### EXERCISE OBJECTIVE:
Type every record exactly as it appears.

### SUPPLIED MATERIAL:
_ _ _ _

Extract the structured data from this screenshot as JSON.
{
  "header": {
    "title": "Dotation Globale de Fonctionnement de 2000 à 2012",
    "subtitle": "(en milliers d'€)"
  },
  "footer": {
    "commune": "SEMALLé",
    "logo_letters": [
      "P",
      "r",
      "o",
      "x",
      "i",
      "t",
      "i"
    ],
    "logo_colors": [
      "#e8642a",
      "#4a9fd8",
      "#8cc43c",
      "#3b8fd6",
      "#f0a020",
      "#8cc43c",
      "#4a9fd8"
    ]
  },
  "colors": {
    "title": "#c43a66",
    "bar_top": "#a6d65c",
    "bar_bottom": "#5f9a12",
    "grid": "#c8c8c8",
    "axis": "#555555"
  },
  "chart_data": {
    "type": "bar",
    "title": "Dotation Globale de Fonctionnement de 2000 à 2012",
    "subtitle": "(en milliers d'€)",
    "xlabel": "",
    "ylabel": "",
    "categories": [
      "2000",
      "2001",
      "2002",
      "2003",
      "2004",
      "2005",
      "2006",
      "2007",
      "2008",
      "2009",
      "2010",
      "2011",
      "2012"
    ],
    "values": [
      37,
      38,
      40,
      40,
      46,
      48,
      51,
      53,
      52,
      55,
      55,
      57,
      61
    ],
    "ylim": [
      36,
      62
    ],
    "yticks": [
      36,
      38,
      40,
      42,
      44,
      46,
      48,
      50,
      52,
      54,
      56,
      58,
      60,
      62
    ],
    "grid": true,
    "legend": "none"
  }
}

_ _ _ _

### FINISHED EXERCISE:
Extract the structured data from this screenshot as JSON.
{
  "header": {
    "title": "Dotation Globale de Fonctionnement de 2000 à 2012",
    "subtitle": "(en milliers d'€)"
  },
  "footer": {
    "commune": "SEMALLé",
    "logo_letters": [
      "P",
      "r",
      "o",
      "x",
      "i",
      "t",
      "i"
    ],
    "logo_colors": [
      "#e8642a",
      "#4a9fd8",
      "#8cc43c",
      "#3b8fd6",
      "#f0a020",
      "#8cc43c",
      "#4a9fd8"
    ]
  },
  "colors": {
    "title": "#c43a66",
    "bar_top": "#a6d65c",
    "bar_bottom": "#5f9a12",
    "grid": "#c8c8c8",
    "axis": "#555555"
  },
  "chart_data": {
    "type": "bar",
    "title": "Dotation Globale de Fonctionnement de 2000 à 2012",
    "subtitle": "(en milliers d'€)",
    "xlabel": "",
    "ylabel": "",
    "categories": [
      "2000",
      "2001",
      "2002",
      "2003",
      "2004",
      "2005",
      "2006",
      "2007",
      "2008",
      "2009",
      "2010",
      "2011",
      "2012"
    ],
    "values": [
      37,
      38,
      40,
      40,
      46,
      48,
      51,
      53,
      52,
      55,
      55,
      57,
      61
    ],
    "ylim": [
      36,
      62
    ],
    "yticks": [
      36,
      38,
      40,
      42,
      44,
      46,
      48,
      50,
      52,
      54,
      56,
      58,
      60,
      62
    ],
    "grid": true,
    "legend": "none"
  }
}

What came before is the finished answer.